▶ _Work required_
Identify all lines below that hold "this" and collect them.
• • • • • • •
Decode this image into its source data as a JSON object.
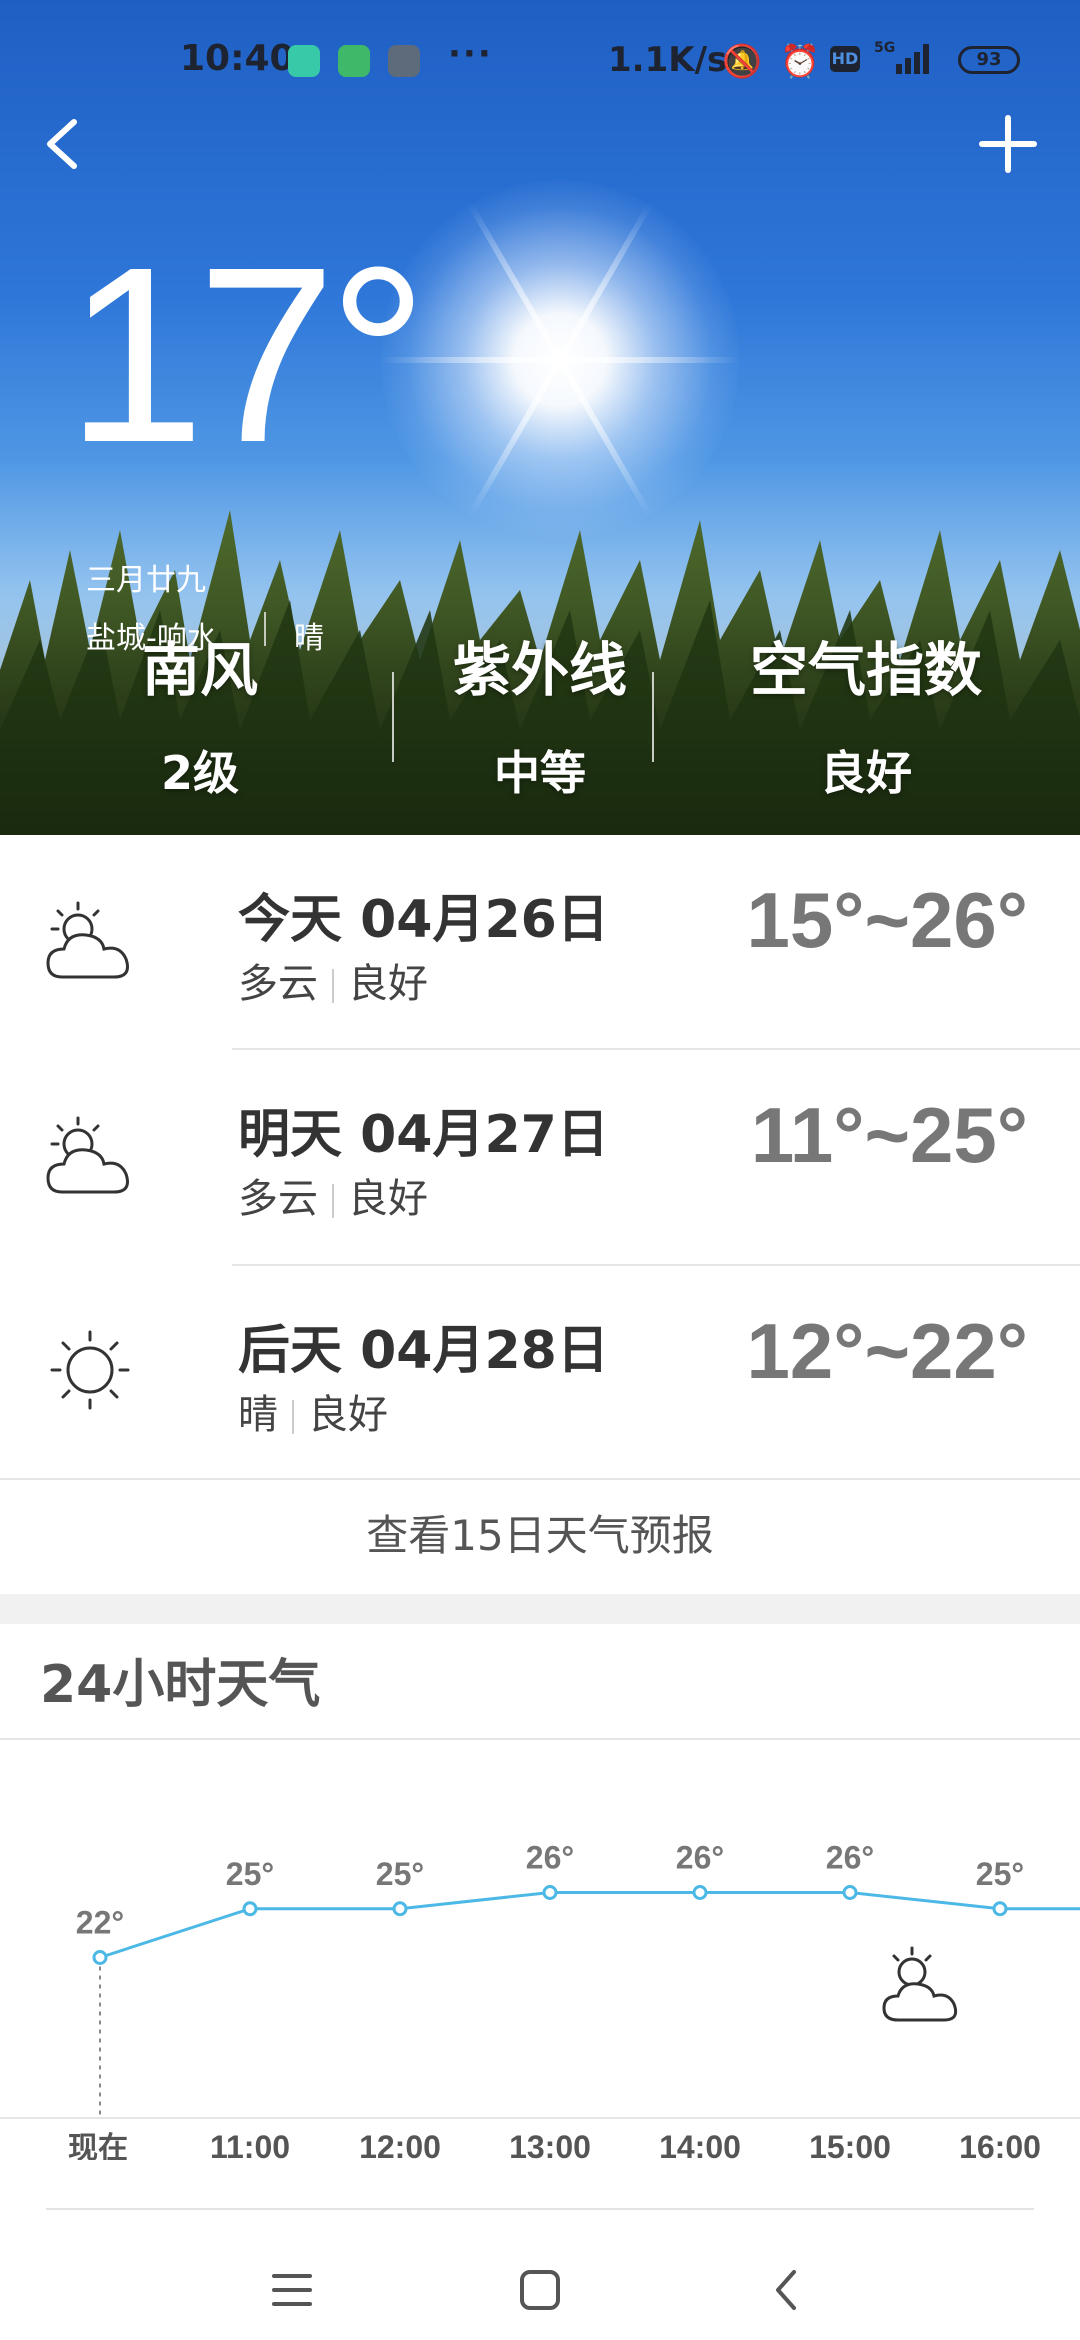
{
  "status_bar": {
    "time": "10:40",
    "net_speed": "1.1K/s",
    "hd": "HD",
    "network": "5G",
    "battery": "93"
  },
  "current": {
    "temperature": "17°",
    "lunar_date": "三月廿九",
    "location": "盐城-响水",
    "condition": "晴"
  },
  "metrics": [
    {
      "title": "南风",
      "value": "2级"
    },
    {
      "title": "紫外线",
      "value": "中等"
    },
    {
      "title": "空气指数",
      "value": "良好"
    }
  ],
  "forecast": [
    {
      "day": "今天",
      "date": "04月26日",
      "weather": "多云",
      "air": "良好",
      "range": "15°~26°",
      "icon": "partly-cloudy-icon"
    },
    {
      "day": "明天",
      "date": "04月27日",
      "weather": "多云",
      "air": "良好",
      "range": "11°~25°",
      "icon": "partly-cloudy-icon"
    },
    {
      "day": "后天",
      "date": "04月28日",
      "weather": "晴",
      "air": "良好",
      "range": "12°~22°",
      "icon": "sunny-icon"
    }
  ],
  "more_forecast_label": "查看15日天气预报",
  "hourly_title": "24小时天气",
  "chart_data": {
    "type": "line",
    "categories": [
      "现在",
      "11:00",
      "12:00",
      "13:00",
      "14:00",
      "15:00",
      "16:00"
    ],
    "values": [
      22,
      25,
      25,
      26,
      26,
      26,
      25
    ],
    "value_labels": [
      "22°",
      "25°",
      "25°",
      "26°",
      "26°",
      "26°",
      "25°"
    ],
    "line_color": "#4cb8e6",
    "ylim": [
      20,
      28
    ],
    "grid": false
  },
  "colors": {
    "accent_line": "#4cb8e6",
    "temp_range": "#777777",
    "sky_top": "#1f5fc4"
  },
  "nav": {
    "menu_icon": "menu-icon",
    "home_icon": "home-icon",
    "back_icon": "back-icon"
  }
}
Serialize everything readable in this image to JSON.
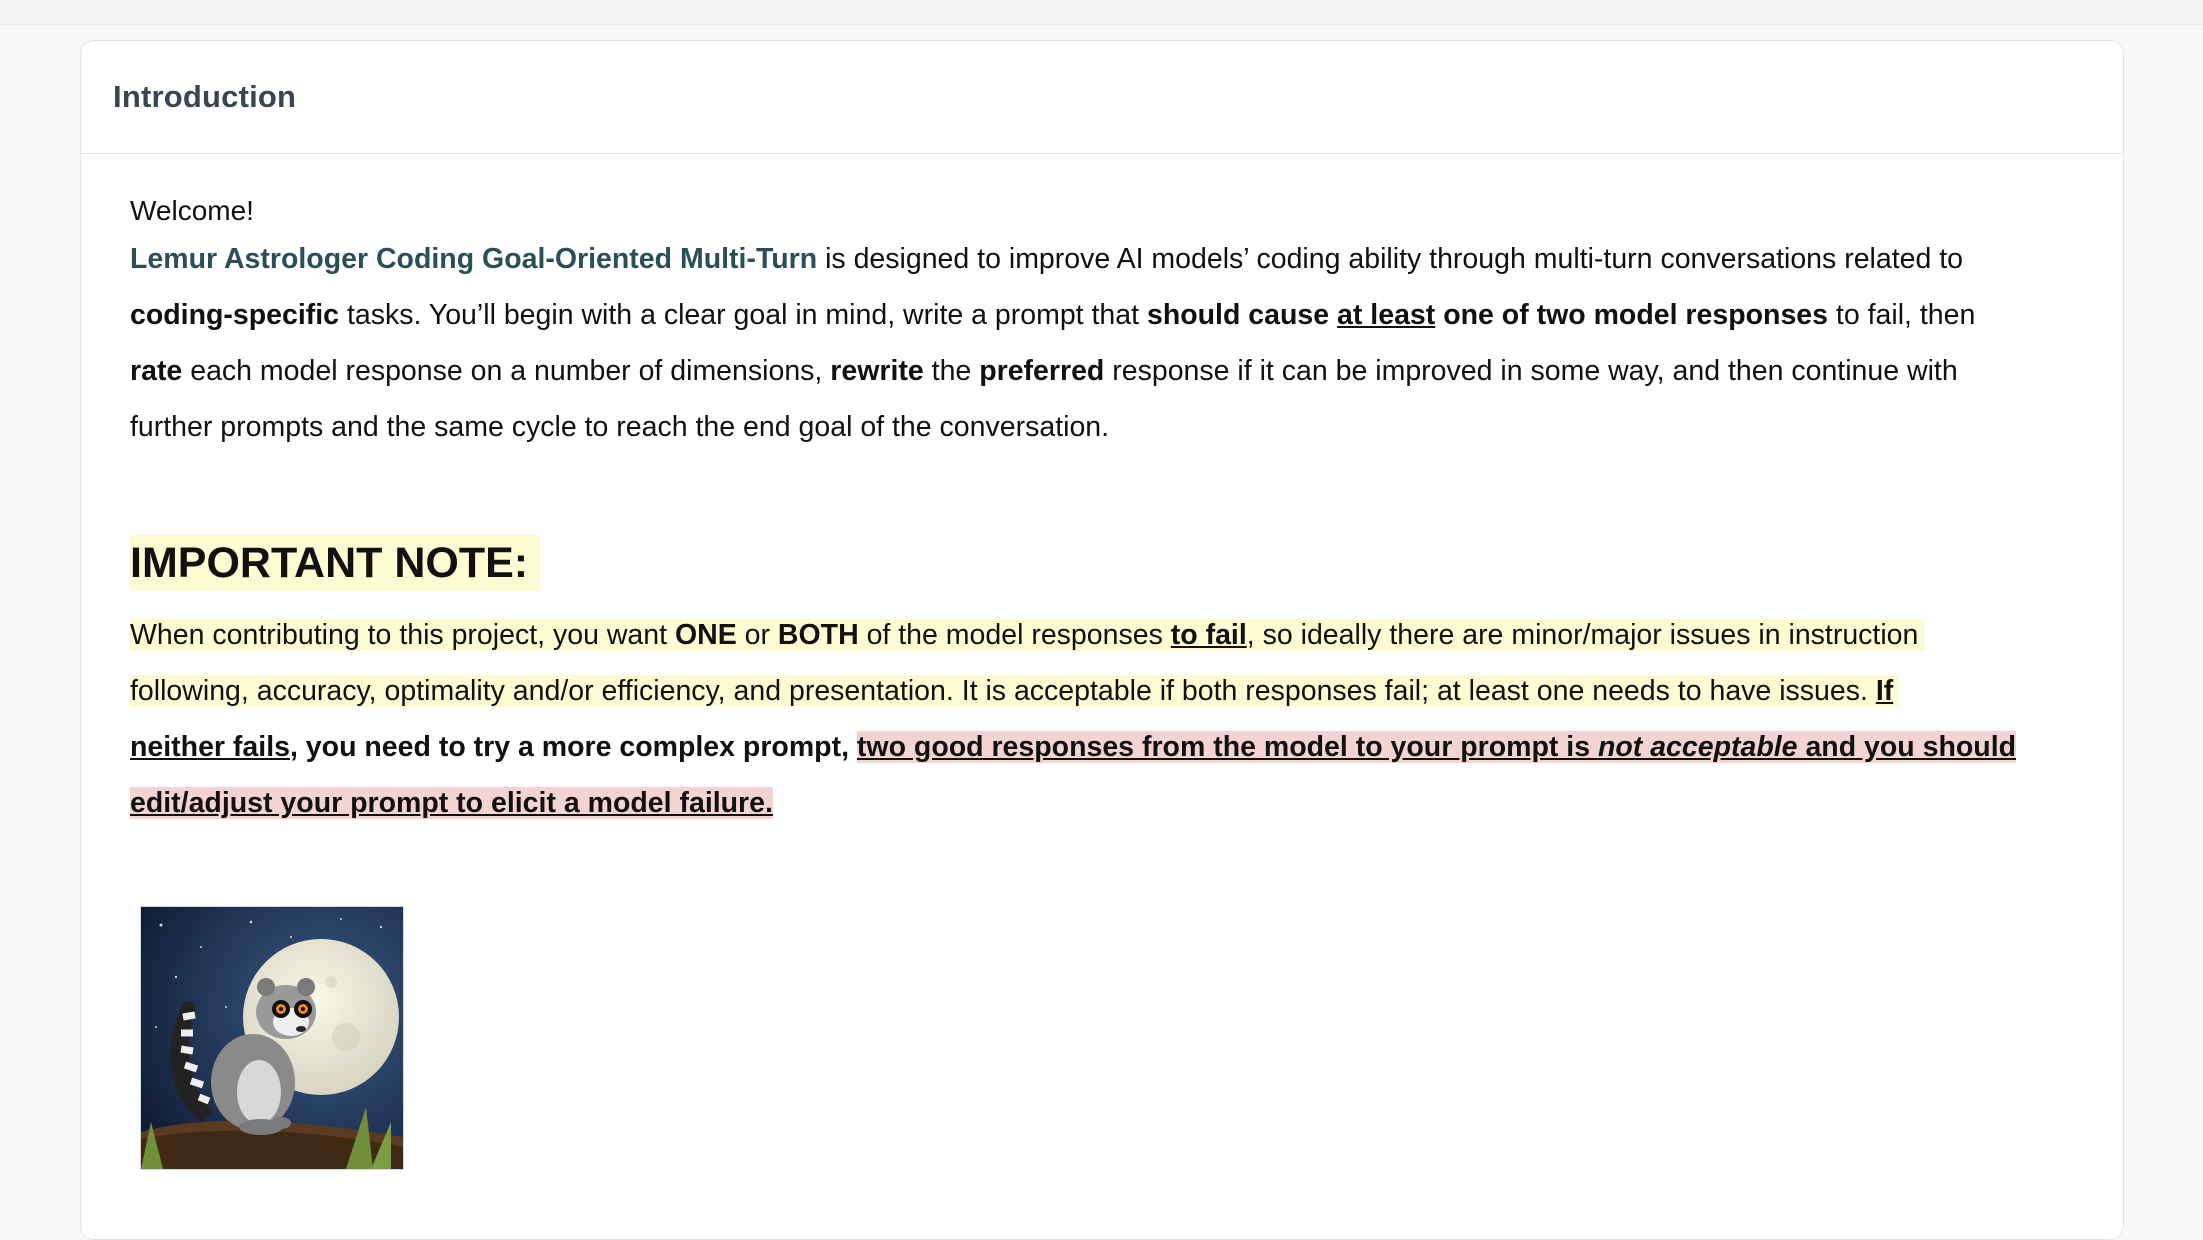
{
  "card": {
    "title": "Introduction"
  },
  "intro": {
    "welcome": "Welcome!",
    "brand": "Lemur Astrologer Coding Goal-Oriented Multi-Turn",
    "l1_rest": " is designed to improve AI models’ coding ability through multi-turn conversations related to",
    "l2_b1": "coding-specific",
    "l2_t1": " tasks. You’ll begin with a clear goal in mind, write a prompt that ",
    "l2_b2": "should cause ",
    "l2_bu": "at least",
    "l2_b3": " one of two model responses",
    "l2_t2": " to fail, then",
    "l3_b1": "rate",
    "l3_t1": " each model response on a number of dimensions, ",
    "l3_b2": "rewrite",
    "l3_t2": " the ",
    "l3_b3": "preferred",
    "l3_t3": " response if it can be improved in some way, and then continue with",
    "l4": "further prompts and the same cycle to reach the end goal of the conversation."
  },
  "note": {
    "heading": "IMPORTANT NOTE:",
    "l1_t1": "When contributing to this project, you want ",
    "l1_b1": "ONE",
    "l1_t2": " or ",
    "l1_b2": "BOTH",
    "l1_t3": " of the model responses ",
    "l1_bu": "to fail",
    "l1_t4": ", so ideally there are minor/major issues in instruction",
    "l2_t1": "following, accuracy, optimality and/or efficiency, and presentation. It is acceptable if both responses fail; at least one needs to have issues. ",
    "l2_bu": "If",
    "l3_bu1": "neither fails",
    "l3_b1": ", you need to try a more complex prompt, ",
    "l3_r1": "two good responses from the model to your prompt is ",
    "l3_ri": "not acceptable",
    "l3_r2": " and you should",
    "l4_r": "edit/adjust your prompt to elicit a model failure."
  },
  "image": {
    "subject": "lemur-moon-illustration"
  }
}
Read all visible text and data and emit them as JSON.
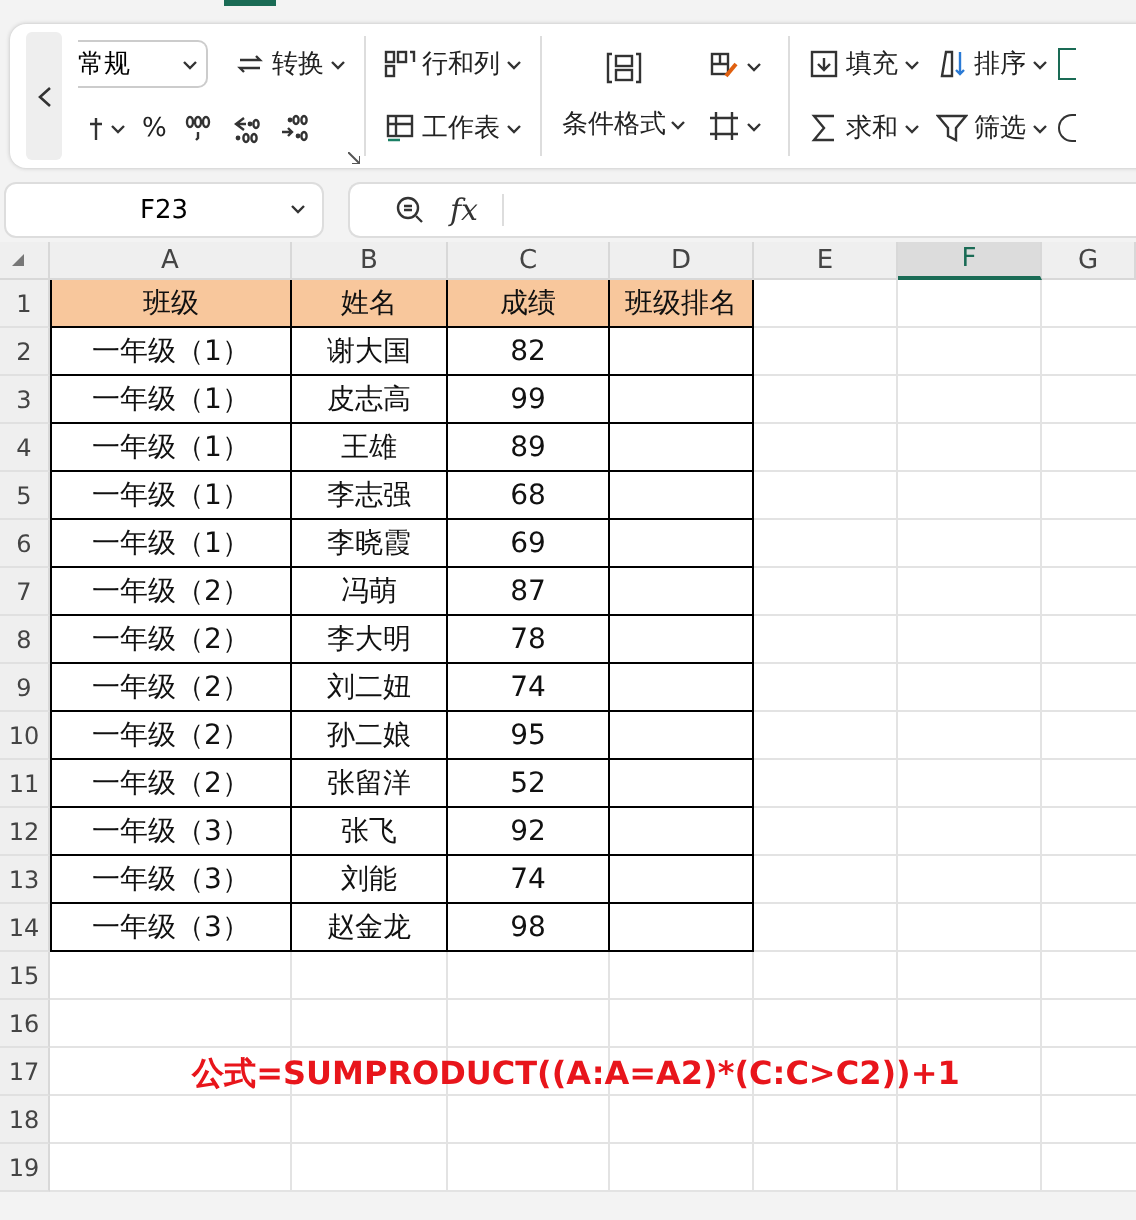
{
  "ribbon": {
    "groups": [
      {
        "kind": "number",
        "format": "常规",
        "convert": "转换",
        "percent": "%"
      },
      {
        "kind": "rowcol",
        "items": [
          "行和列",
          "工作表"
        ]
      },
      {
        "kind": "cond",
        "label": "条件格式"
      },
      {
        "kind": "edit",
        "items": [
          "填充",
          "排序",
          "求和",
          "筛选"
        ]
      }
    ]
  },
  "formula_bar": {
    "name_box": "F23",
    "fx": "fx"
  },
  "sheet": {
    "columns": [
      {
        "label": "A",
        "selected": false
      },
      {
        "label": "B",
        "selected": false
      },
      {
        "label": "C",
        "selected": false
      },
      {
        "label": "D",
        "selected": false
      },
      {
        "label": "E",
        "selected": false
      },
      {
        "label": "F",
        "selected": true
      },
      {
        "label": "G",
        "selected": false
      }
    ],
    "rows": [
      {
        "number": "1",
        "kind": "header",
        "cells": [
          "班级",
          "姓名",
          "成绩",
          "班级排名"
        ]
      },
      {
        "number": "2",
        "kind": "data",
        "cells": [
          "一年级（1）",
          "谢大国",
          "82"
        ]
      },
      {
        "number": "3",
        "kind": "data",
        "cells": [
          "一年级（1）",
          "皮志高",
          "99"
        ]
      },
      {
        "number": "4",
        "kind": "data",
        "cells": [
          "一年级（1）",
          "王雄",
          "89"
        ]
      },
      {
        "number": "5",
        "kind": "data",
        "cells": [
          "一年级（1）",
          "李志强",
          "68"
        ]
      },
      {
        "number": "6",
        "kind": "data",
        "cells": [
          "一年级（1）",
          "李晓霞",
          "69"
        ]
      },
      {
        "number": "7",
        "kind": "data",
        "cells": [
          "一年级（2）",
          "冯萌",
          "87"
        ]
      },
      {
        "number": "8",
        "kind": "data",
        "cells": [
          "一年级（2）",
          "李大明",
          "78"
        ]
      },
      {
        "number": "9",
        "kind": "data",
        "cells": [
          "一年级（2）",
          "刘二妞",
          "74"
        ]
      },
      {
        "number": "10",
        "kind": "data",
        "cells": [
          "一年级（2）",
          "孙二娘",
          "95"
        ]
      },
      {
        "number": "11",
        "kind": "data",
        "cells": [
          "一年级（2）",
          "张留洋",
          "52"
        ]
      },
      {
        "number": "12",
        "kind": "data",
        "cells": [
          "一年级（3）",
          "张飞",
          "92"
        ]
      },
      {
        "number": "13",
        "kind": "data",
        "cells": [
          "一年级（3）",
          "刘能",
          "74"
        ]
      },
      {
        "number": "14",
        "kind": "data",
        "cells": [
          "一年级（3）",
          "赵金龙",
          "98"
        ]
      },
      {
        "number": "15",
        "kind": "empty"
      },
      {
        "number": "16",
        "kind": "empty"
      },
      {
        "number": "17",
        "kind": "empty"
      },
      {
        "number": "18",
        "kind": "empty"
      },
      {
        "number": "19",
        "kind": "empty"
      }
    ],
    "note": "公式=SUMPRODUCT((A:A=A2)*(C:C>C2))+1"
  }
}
• • • • • • •
▶ _Solution below_
Decode this image into its source data as a JSON object.
Serialize everything readable in this image to JSON.
    "l1_t1": "When contributing to this project, you want ",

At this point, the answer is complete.